━━━ Available data ━━━

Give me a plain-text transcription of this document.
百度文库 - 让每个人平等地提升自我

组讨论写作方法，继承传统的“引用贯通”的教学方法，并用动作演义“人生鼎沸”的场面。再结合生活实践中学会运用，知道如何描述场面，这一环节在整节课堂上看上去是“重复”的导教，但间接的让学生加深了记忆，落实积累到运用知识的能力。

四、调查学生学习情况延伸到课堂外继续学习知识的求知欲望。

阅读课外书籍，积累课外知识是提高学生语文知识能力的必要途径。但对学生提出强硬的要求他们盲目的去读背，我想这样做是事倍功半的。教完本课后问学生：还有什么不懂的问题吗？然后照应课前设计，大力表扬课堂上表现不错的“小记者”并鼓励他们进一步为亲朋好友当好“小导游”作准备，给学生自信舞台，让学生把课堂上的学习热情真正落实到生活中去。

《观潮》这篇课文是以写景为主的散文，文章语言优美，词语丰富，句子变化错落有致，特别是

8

━━━
━━━ Available data ━━━

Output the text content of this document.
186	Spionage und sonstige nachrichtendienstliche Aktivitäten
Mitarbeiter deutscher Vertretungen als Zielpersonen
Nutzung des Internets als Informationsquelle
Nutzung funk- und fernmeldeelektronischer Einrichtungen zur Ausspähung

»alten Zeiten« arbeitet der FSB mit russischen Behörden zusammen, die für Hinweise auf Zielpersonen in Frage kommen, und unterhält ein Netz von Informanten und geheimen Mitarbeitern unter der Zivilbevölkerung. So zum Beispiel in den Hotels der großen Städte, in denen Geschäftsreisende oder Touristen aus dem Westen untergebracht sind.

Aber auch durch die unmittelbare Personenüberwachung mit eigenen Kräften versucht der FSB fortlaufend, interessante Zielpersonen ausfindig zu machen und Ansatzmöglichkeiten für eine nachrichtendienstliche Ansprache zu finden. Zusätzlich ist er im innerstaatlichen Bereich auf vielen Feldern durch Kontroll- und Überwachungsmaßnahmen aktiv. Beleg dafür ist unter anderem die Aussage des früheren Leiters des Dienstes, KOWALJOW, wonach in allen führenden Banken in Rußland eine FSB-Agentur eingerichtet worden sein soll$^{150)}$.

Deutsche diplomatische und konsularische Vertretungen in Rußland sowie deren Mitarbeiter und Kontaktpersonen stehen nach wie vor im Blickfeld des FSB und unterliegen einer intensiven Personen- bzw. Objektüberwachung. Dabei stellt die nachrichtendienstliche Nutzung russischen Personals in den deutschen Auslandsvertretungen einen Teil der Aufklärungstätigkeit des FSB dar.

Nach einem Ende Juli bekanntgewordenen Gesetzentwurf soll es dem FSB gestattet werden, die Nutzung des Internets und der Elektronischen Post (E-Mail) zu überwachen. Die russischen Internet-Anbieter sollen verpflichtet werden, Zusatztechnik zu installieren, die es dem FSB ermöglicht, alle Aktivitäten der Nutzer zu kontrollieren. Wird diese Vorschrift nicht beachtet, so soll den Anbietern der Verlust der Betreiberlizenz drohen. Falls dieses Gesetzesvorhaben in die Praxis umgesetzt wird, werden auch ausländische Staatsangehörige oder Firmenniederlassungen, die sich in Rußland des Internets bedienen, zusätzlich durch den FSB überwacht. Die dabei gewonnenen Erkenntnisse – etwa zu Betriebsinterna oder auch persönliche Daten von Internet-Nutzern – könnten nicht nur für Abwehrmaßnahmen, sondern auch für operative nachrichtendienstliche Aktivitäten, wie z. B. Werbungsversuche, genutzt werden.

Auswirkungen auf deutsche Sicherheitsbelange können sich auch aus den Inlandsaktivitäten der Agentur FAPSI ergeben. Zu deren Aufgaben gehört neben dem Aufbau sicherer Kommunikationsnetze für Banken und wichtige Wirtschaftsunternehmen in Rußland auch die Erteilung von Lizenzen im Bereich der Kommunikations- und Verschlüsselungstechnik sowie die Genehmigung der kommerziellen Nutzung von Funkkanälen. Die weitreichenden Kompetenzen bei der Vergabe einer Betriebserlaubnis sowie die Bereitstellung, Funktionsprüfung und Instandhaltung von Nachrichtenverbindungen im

━━━

• The request
Only lines with the string "Nutzung" belong in your answer; copy each one.

• Right answer
Nutzung des Internets als Informationsquelle
Nutzung funk- und fernmeldeelektronischer Einrichtungen zur Ausspähung
Deutsche diplomatische und konsularische Vertretungen in Rußland sowie deren Mitarbeiter und Kontaktpersonen stehen nach wie vor im Blickfeld des FSB und unterliegen einer intensiven Personen- bzw. Objektüberwachung. Dabei stellt die nachrichtendienstliche Nutzung russischen Personals in den deutschen Auslandsvertretungen einen Teil der Aufklärungstätigkeit des FSB dar.
Nach einem Ende Juli bekanntgewordenen Gesetzentwurf soll es dem FSB gestattet werden, die Nutzung des Internets und der Elektronischen Post (E-Mail) zu überwachen. Die russischen Internet-Anbieter sollen verpflichtet werden, Zusatztechnik zu installieren, die es dem FSB ermöglicht, alle Aktivitäten der Nutzer zu kontrollieren. Wird diese Vorschrift nicht beachtet, so soll den Anbietern der Verlust der Betreiberlizenz drohen. Falls dieses Gesetzesvorhaben in die Praxis umgesetzt wird, werden auch ausländische Staatsangehörige oder Firmenniederlassungen, die sich in Rußland des Internets bedienen, zusätzlich durch den FSB überwacht. Die dabei gewonnenen Erkenntnisse – etwa zu Betriebsinterna oder auch persönliche Daten von Internet-Nutzern – könnten nicht nur für Abwehrmaßnahmen, sondern auch für operative nachrichtendienstliche Aktivitäten, wie z. B. Werbungsversuche, genutzt werden.
Auswirkungen auf deutsche Sicherheitsbelange können sich auch aus den Inlandsaktivitäten der Agentur FAPSI ergeben. Zu deren Aufgaben gehört neben dem Aufbau sicherer Kommunikationsnetze für Banken und wichtige Wirtschaftsunternehmen in Rußland auch die Erteilung von Lizenzen im Bereich der Kommunikations- und Verschlüsselungstechnik sowie die Genehmigung der kommerziellen Nutzung von Funkkanälen. Die weitreichenden Kompetenzen bei der Vergabe einer Betriebserlaubnis sowie die Bereitstellung, Funktionsprüfung und Instandhaltung von Nachrichtenverbindungen im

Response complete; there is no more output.